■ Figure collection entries
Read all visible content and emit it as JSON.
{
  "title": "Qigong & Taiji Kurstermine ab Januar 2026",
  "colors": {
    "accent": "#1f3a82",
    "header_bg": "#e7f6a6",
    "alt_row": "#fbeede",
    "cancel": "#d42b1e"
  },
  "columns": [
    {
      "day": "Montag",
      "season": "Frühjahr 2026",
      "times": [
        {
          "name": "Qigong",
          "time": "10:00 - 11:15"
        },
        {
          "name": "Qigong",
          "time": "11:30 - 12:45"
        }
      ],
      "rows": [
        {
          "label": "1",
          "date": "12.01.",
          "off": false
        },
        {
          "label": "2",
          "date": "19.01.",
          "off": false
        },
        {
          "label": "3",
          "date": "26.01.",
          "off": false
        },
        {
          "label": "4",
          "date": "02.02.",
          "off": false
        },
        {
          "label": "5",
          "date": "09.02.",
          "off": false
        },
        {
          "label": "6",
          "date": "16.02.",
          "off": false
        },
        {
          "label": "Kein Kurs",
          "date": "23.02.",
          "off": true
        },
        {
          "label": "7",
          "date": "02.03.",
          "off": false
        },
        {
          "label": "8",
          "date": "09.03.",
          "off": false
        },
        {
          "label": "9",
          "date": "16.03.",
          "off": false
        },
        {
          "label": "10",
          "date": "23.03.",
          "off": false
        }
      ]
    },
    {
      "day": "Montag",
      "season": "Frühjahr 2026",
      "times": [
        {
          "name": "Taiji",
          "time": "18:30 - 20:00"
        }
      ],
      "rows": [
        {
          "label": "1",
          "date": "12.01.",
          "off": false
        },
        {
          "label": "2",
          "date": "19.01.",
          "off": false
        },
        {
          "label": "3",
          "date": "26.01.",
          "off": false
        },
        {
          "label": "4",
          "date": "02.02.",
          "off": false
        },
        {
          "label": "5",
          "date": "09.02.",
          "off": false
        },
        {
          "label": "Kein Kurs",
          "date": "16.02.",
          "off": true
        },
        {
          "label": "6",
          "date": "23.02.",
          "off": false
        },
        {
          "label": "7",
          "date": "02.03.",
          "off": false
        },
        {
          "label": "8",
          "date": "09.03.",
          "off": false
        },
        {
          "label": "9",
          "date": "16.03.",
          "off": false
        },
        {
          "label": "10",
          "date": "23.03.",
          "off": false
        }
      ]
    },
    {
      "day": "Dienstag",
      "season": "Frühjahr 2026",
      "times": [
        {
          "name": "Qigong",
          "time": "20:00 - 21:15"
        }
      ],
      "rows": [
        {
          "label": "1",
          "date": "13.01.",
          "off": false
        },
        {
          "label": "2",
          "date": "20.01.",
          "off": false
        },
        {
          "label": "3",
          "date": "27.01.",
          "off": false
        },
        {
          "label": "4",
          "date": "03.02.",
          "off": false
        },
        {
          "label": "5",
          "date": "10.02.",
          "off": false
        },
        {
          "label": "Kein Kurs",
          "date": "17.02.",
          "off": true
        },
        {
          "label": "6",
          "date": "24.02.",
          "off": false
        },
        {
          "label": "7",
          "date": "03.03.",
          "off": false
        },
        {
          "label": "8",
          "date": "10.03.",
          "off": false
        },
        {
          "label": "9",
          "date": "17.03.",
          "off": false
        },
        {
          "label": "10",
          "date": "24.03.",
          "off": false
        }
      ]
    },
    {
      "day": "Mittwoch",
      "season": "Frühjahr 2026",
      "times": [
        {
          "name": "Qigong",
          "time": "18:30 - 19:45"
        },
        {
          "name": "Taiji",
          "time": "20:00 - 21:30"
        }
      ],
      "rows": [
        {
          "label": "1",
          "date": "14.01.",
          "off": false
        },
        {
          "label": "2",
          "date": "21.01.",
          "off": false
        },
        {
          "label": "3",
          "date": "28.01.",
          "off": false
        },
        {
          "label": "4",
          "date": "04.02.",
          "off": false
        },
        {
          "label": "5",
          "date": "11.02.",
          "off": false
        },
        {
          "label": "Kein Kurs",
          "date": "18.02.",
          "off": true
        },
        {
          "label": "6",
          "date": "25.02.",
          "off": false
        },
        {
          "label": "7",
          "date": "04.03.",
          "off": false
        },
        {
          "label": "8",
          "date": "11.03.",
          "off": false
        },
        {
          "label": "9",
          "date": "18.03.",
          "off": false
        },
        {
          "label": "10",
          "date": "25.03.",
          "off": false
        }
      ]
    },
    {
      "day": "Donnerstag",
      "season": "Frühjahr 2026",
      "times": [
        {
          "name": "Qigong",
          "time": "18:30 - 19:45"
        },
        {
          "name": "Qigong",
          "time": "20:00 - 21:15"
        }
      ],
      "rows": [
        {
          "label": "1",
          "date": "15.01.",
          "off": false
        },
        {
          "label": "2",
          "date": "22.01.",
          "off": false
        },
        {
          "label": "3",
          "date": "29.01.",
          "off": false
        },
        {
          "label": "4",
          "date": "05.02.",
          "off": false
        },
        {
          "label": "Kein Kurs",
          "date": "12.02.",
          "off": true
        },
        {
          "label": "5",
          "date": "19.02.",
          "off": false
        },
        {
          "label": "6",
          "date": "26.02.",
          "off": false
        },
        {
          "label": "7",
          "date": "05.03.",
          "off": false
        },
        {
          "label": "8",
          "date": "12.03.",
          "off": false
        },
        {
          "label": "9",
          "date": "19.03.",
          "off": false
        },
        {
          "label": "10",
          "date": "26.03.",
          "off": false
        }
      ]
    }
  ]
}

■ Exercise aim
Your task is to transcribe the listing above in full, exactly as given.

■ Result for this task
Read all visible content and emit it as JSON.
{
  "title": "Qigong & Taiji Kurstermine ab Januar 2026",
  "colors": {
    "accent": "#1f3a82",
    "header_bg": "#e7f6a6",
    "alt_row": "#fbeede",
    "cancel": "#d42b1e"
  },
  "columns": [
    {
      "day": "Montag",
      "season": "Frühjahr 2026",
      "times": [
        {
          "name": "Qigong",
          "time": "10:00 - 11:15"
        },
        {
          "name": "Qigong",
          "time": "11:30 - 12:45"
        }
      ],
      "rows": [
        {
          "label": "1",
          "date": "12.01.",
          "off": false
        },
        {
          "label": "2",
          "date": "19.01.",
          "off": false
        },
        {
          "label": "3",
          "date": "26.01.",
          "off": false
        },
        {
          "label": "4",
          "date": "02.02.",
          "off": false
        },
        {
          "label": "5",
          "date": "09.02.",
          "off": false
        },
        {
          "label": "6",
          "date": "16.02.",
          "off": false
        },
        {
          "label": "Kein Kurs",
          "date": "23.02.",
          "off": true
        },
        {
          "label": "7",
          "date": "02.03.",
          "off": false
        },
        {
          "label": "8",
          "date": "09.03.",
          "off": false
        },
        {
          "label": "9",
          "date": "16.03.",
          "off": false
        },
        {
          "label": "10",
          "date": "23.03.",
          "off": false
        }
      ]
    },
    {
      "day": "Montag",
      "season": "Frühjahr 2026",
      "times": [
        {
          "name": "Taiji",
          "time": "18:30 - 20:00"
        }
      ],
      "rows": [
        {
          "label": "1",
          "date": "12.01.",
          "off": false
        },
        {
          "label": "2",
          "date": "19.01.",
          "off": false
        },
        {
          "label": "3",
          "date": "26.01.",
          "off": false
        },
        {
          "label": "4",
          "date": "02.02.",
          "off": false
        },
        {
          "label": "5",
          "date": "09.02.",
          "off": false
        },
        {
          "label": "Kein Kurs",
          "date": "16.02.",
          "off": true
        },
        {
          "label": "6",
          "date": "23.02.",
          "off": false
        },
        {
          "label": "7",
          "date": "02.03.",
          "off": false
        },
        {
          "label": "8",
          "date": "09.03.",
          "off": false
        },
        {
          "label": "9",
          "date": "16.03.",
          "off": false
        },
        {
          "label": "10",
          "date": "23.03.",
          "off": false
        }
      ]
    },
    {
      "day": "Dienstag",
      "season": "Frühjahr 2026",
      "times": [
        {
          "name": "Qigong",
          "time": "20:00 - 21:15"
        }
      ],
      "rows": [
        {
          "label": "1",
          "date": "13.01.",
          "off": false
        },
        {
          "label": "2",
          "date": "20.01.",
          "off": false
        },
        {
          "label": "3",
          "date": "27.01.",
          "off": false
        },
        {
          "label": "4",
          "date": "03.02.",
          "off": false
        },
        {
          "label": "5",
          "date": "10.02.",
          "off": false
        },
        {
          "label": "Kein Kurs",
          "date": "17.02.",
          "off": true
        },
        {
          "label": "6",
          "date": "24.02.",
          "off": false
        },
        {
          "label": "7",
          "date": "03.03.",
          "off": false
        },
        {
          "label": "8",
          "date": "10.03.",
          "off": false
        },
        {
          "label": "9",
          "date": "17.03.",
          "off": false
        },
        {
          "label": "10",
          "date": "24.03.",
          "off": false
        }
      ]
    },
    {
      "day": "Mittwoch",
      "season": "Frühjahr 2026",
      "times": [
        {
          "name": "Qigong",
          "time": "18:30 - 19:45"
        },
        {
          "name": "Taiji",
          "time": "20:00 - 21:30"
        }
      ],
      "rows": [
        {
          "label": "1",
          "date": "14.01.",
          "off": false
        },
        {
          "label": "2",
          "date": "21.01.",
          "off": false
        },
        {
          "label": "3",
          "date": "28.01.",
          "off": false
        },
        {
          "label": "4",
          "date": "04.02.",
          "off": false
        },
        {
          "label": "5",
          "date": "11.02.",
          "off": false
        },
        {
          "label": "Kein Kurs",
          "date": "18.02.",
          "off": true
        },
        {
          "label": "6",
          "date": "25.02.",
          "off": false
        },
        {
          "label": "7",
          "date": "04.03.",
          "off": false
        },
        {
          "label": "8",
          "date": "11.03.",
          "off": false
        },
        {
          "label": "9",
          "date": "18.03.",
          "off": false
        },
        {
          "label": "10",
          "date": "25.03.",
          "off": false
        }
      ]
    },
    {
      "day": "Donnerstag",
      "season": "Frühjahr 2026",
      "times": [
        {
          "name": "Qigong",
          "time": "18:30 - 19:45"
        },
        {
          "name": "Qigong",
          "time": "20:00 - 21:15"
        }
      ],
      "rows": [
        {
          "label": "1",
          "date": "15.01.",
          "off": false
        },
        {
          "label": "2",
          "date": "22.01.",
          "off": false
        },
        {
          "label": "3",
          "date": "29.01.",
          "off": false
        },
        {
          "label": "4",
          "date": "05.02.",
          "off": false
        },
        {
          "label": "Kein Kurs",
          "date": "12.02.",
          "off": true
        },
        {
          "label": "5",
          "date": "19.02.",
          "off": false
        },
        {
          "label": "6",
          "date": "26.02.",
          "off": false
        },
        {
          "label": "7",
          "date": "05.03.",
          "off": false
        },
        {
          "label": "8",
          "date": "12.03.",
          "off": false
        },
        {
          "label": "9",
          "date": "19.03.",
          "off": false
        },
        {
          "label": "10",
          "date": "26.03.",
          "off": false
        }
      ]
    }
  ]
}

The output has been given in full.